Instruction:
Leaving out all images, write out the records that follow exactly.

Record excerpts:
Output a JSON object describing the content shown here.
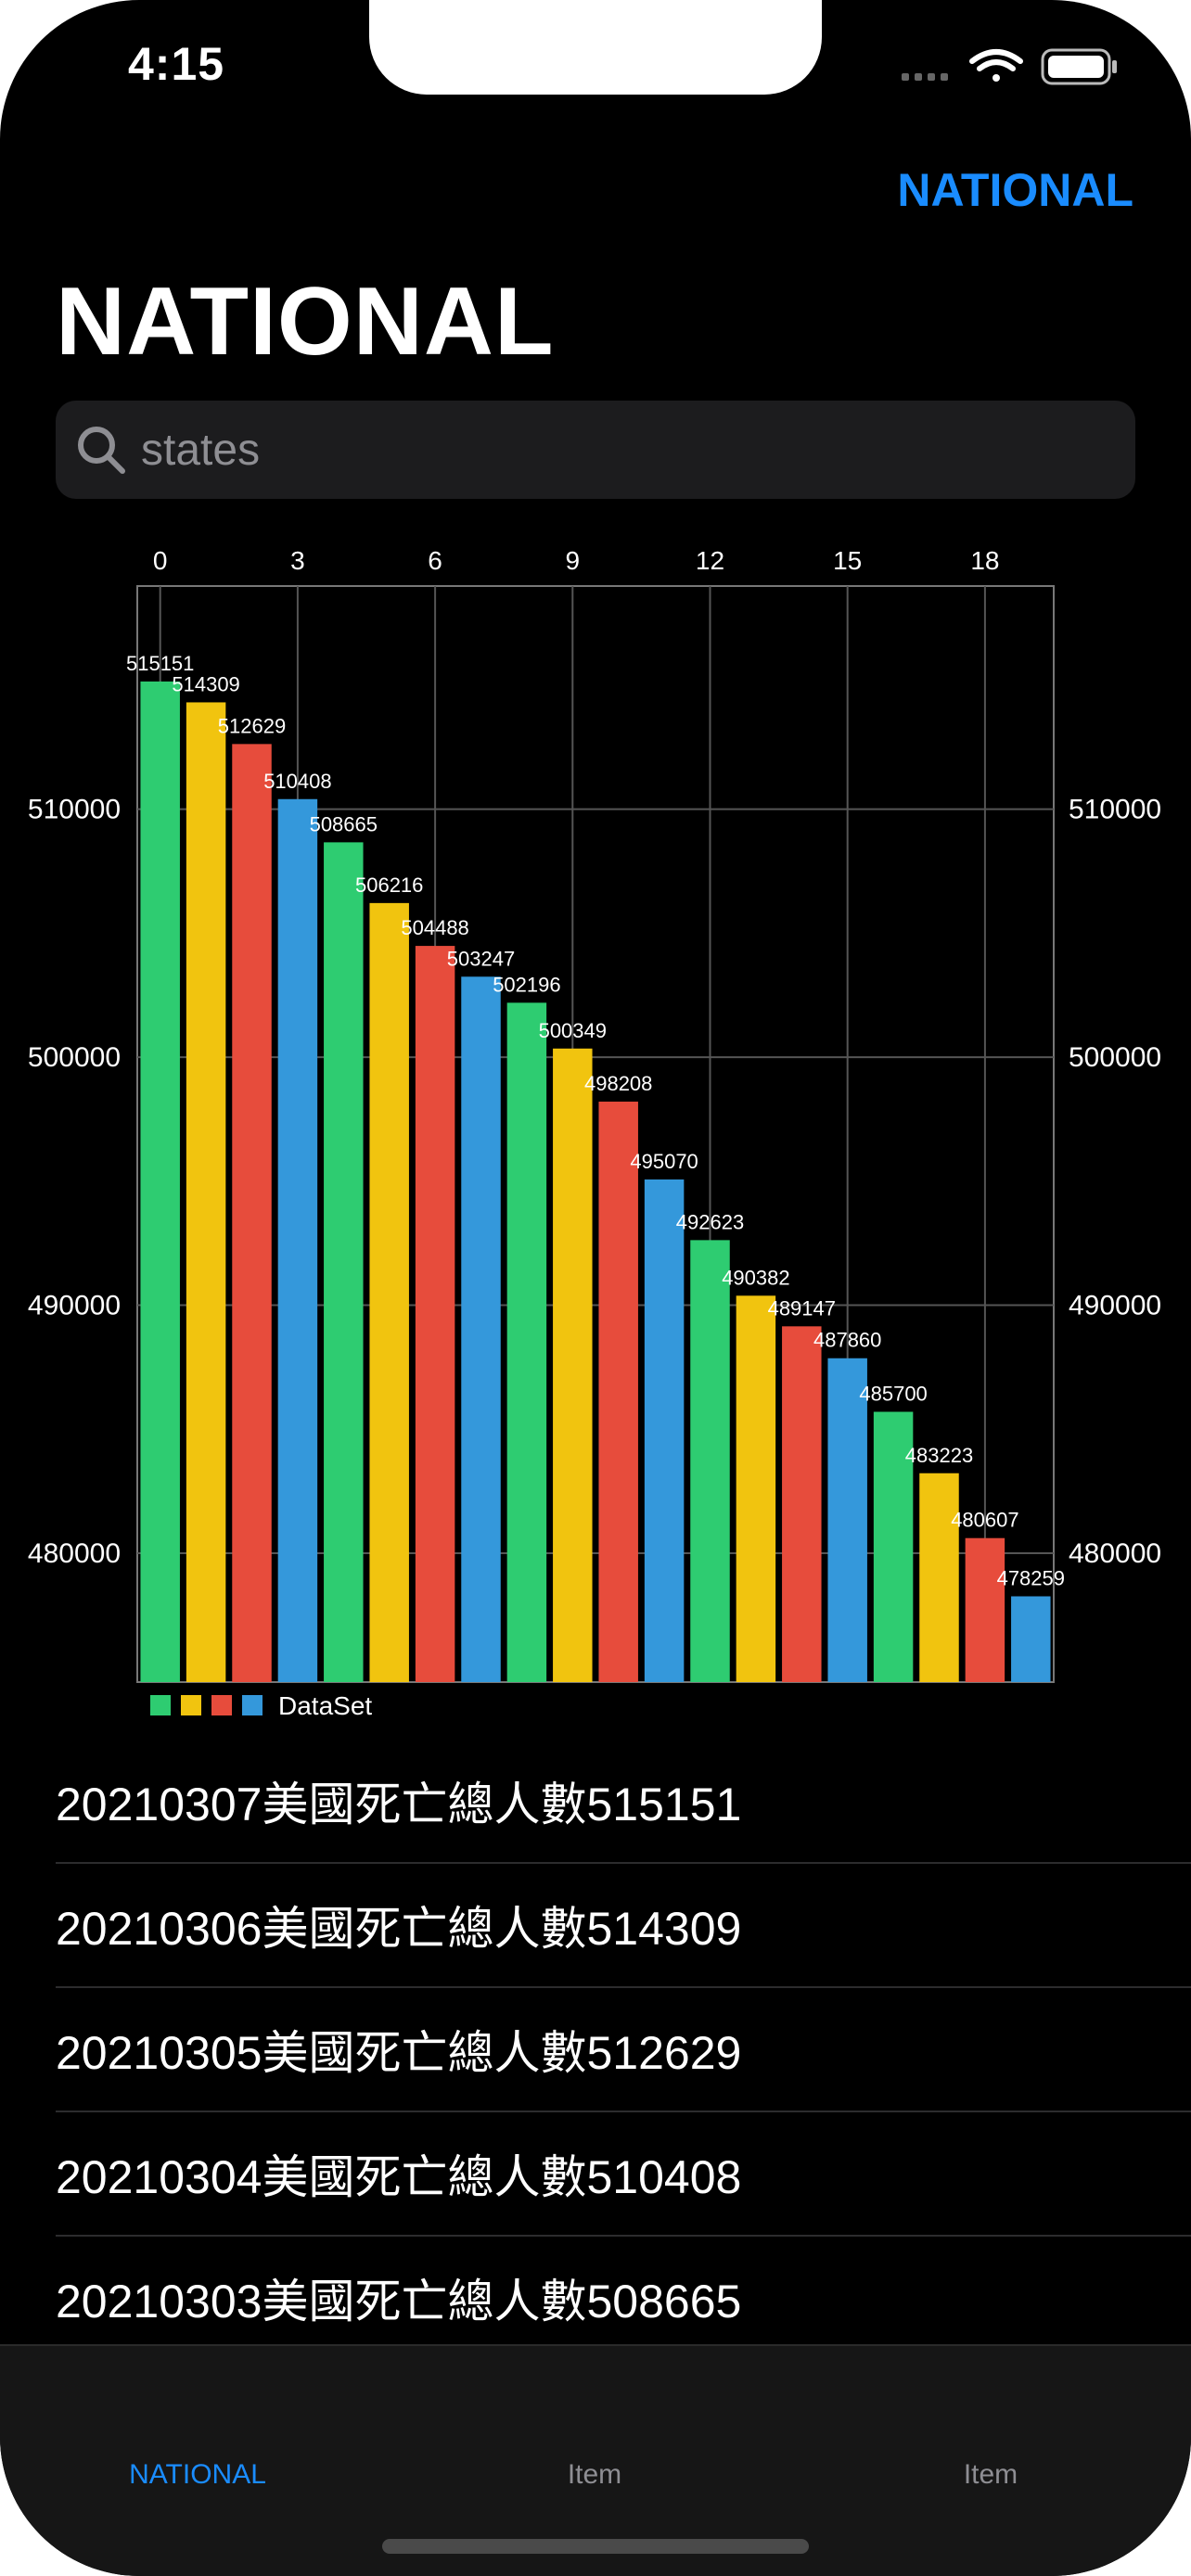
{
  "status_bar": {
    "time": "4:15",
    "icons": [
      "signal-icon",
      "wifi-icon",
      "battery-icon"
    ]
  },
  "nav": {
    "right_button": "NATIONAL",
    "title": "NATIONAL"
  },
  "search": {
    "placeholder": "states",
    "value": ""
  },
  "chart_data": {
    "type": "bar",
    "x": [
      0,
      1,
      2,
      3,
      4,
      5,
      6,
      7,
      8,
      9,
      10,
      11,
      12,
      13,
      14,
      15,
      16,
      17,
      18,
      19
    ],
    "values": [
      515151,
      514309,
      512629,
      510408,
      508665,
      506216,
      504488,
      503247,
      502196,
      500349,
      498208,
      495070,
      492623,
      490382,
      489147,
      487860,
      485700,
      483223,
      480607,
      478259
    ],
    "value_labels": [
      "515151",
      "514309",
      "512629",
      "510408",
      "508665",
      "506216",
      "504488",
      "503247",
      "502196",
      "500349",
      "498208",
      "495070",
      "492623",
      "490382",
      "489147",
      "487860",
      "485700",
      "483223",
      "480607",
      "478259"
    ],
    "bar_colors": [
      "#2ecc71",
      "#f1c40f",
      "#e74c3c",
      "#3498db"
    ],
    "x_ticks": [
      "0",
      "3",
      "6",
      "9",
      "12",
      "15",
      "18"
    ],
    "x_tick_values": [
      0,
      3,
      6,
      9,
      12,
      15,
      18
    ],
    "y_ticks": [
      "510000",
      "500000",
      "490000",
      "480000"
    ],
    "y_tick_values": [
      510000,
      500000,
      490000,
      480000
    ],
    "ylim": [
      474800,
      519000
    ],
    "x_axis_position": "top",
    "grid": true,
    "legend": {
      "label": "DataSet",
      "placement": "bottom-left"
    }
  },
  "list": {
    "items": [
      "20210307美國死亡總人數515151",
      "20210306美國死亡總人數514309",
      "20210305美國死亡總人數512629",
      "20210304美國死亡總人數510408",
      "20210303美國死亡總人數508665"
    ]
  },
  "tabbar": {
    "tabs": [
      {
        "label": "NATIONAL",
        "active": true
      },
      {
        "label": "Item",
        "active": false
      },
      {
        "label": "Item",
        "active": false
      }
    ],
    "active_color": "#1a8cff",
    "inactive_color": "#8e8e93"
  }
}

Worked answer:
Output a JSON object describing the content shown here.
{
  "status_bar": {
    "time": "4:15",
    "icons": [
      "signal-icon",
      "wifi-icon",
      "battery-icon"
    ]
  },
  "nav": {
    "right_button": "NATIONAL",
    "title": "NATIONAL"
  },
  "search": {
    "placeholder": "states",
    "value": ""
  },
  "chart_data": {
    "type": "bar",
    "x": [
      0,
      1,
      2,
      3,
      4,
      5,
      6,
      7,
      8,
      9,
      10,
      11,
      12,
      13,
      14,
      15,
      16,
      17,
      18,
      19
    ],
    "values": [
      515151,
      514309,
      512629,
      510408,
      508665,
      506216,
      504488,
      503247,
      502196,
      500349,
      498208,
      495070,
      492623,
      490382,
      489147,
      487860,
      485700,
      483223,
      480607,
      478259
    ],
    "value_labels": [
      "515151",
      "514309",
      "512629",
      "510408",
      "508665",
      "506216",
      "504488",
      "503247",
      "502196",
      "500349",
      "498208",
      "495070",
      "492623",
      "490382",
      "489147",
      "487860",
      "485700",
      "483223",
      "480607",
      "478259"
    ],
    "bar_colors": [
      "#2ecc71",
      "#f1c40f",
      "#e74c3c",
      "#3498db"
    ],
    "x_ticks": [
      "0",
      "3",
      "6",
      "9",
      "12",
      "15",
      "18"
    ],
    "x_tick_values": [
      0,
      3,
      6,
      9,
      12,
      15,
      18
    ],
    "y_ticks": [
      "510000",
      "500000",
      "490000",
      "480000"
    ],
    "y_tick_values": [
      510000,
      500000,
      490000,
      480000
    ],
    "ylim": [
      474800,
      519000
    ],
    "x_axis_position": "top",
    "grid": true,
    "legend": {
      "label": "DataSet",
      "placement": "bottom-left"
    }
  },
  "list": {
    "items": [
      "20210307美國死亡總人數515151",
      "20210306美國死亡總人數514309",
      "20210305美國死亡總人數512629",
      "20210304美國死亡總人數510408",
      "20210303美國死亡總人數508665"
    ]
  },
  "tabbar": {
    "tabs": [
      {
        "label": "NATIONAL",
        "active": true
      },
      {
        "label": "Item",
        "active": false
      },
      {
        "label": "Item",
        "active": false
      }
    ],
    "active_color": "#1a8cff",
    "inactive_color": "#8e8e93"
  }
}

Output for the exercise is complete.